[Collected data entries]

--------

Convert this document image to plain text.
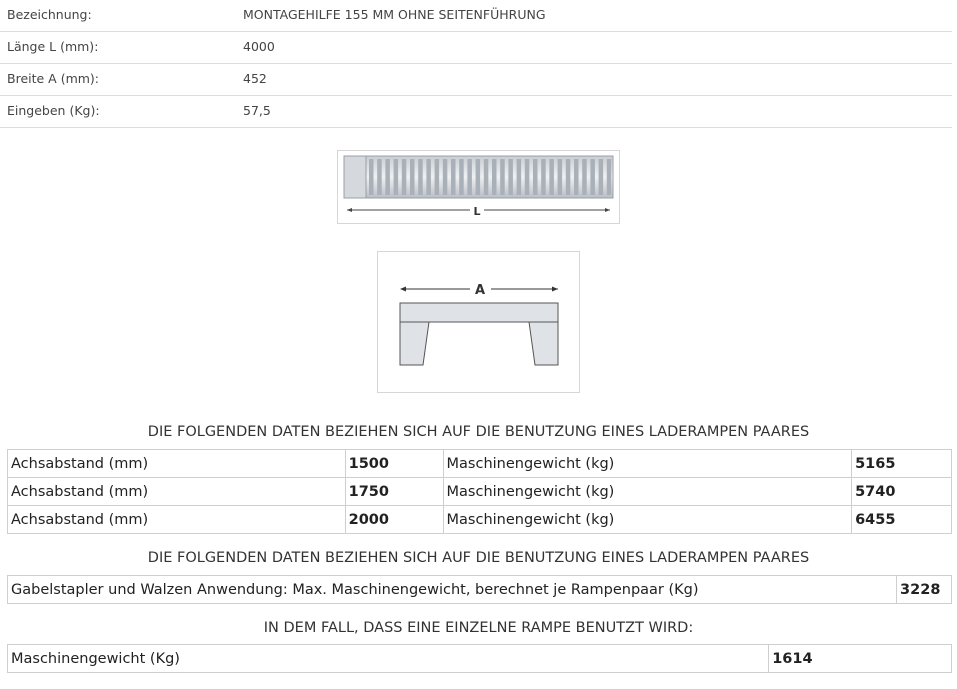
Bezeichnung:	MONTAGEHILFE 155 MM OHNE SEITENFÜHRUNG
Länge L (mm):	4000
Breite A (mm):	452
Eingeben (Kg):	57,5
L
A
DIE FOLGENDEN DATEN BEZIEHEN SICH AUF DIE BENUTZUNG EINES LADERAMPEN PAARES
Achsabstand (mm)	1500	Maschinengewicht (kg)	5165
Achsabstand (mm)	1750	Maschinengewicht (kg)	5740
Achsabstand (mm)	2000	Maschinengewicht (kg)	6455
DIE FOLGENDEN DATEN BEZIEHEN SICH AUF DIE BENUTZUNG EINES LADERAMPEN PAARES
Gabelstapler und Walzen Anwendung: Max. Maschinengewicht, berechnet je Rampenpaar (Kg)	3228
IN DEM FALL, DASS EINE EINZELNE RAMPE BENUTZT WIRD:
Maschinengewicht (Kg)	1614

--------

Aim of the task —
Every entry above is to be set down exactly; the pictures are to be left out.

Task result —
Convert this document image to plain text.
Bezeichnung:	MONTAGEHILFE 155 MM OHNE SEITENFÜHRUNG
Länge L (mm):	4000
Breite A (mm):	452
Eingeben (Kg):	57,5
L
A
DIE FOLGENDEN DATEN BEZIEHEN SICH AUF DIE BENUTZUNG EINES LADERAMPEN PAARES
Achsabstand (mm)	1500	Maschinengewicht (kg)	5165
Achsabstand (mm)	1750	Maschinengewicht (kg)	5740
Achsabstand (mm)	2000	Maschinengewicht (kg)	6455
DIE FOLGENDEN DATEN BEZIEHEN SICH AUF DIE BENUTZUNG EINES LADERAMPEN PAARES
Gabelstapler und Walzen Anwendung: Max. Maschinengewicht, berechnet je Rampenpaar (Kg)	3228
IN DEM FALL, DASS EINE EINZELNE RAMPE BENUTZT WIRD:
Maschinengewicht (Kg)	1614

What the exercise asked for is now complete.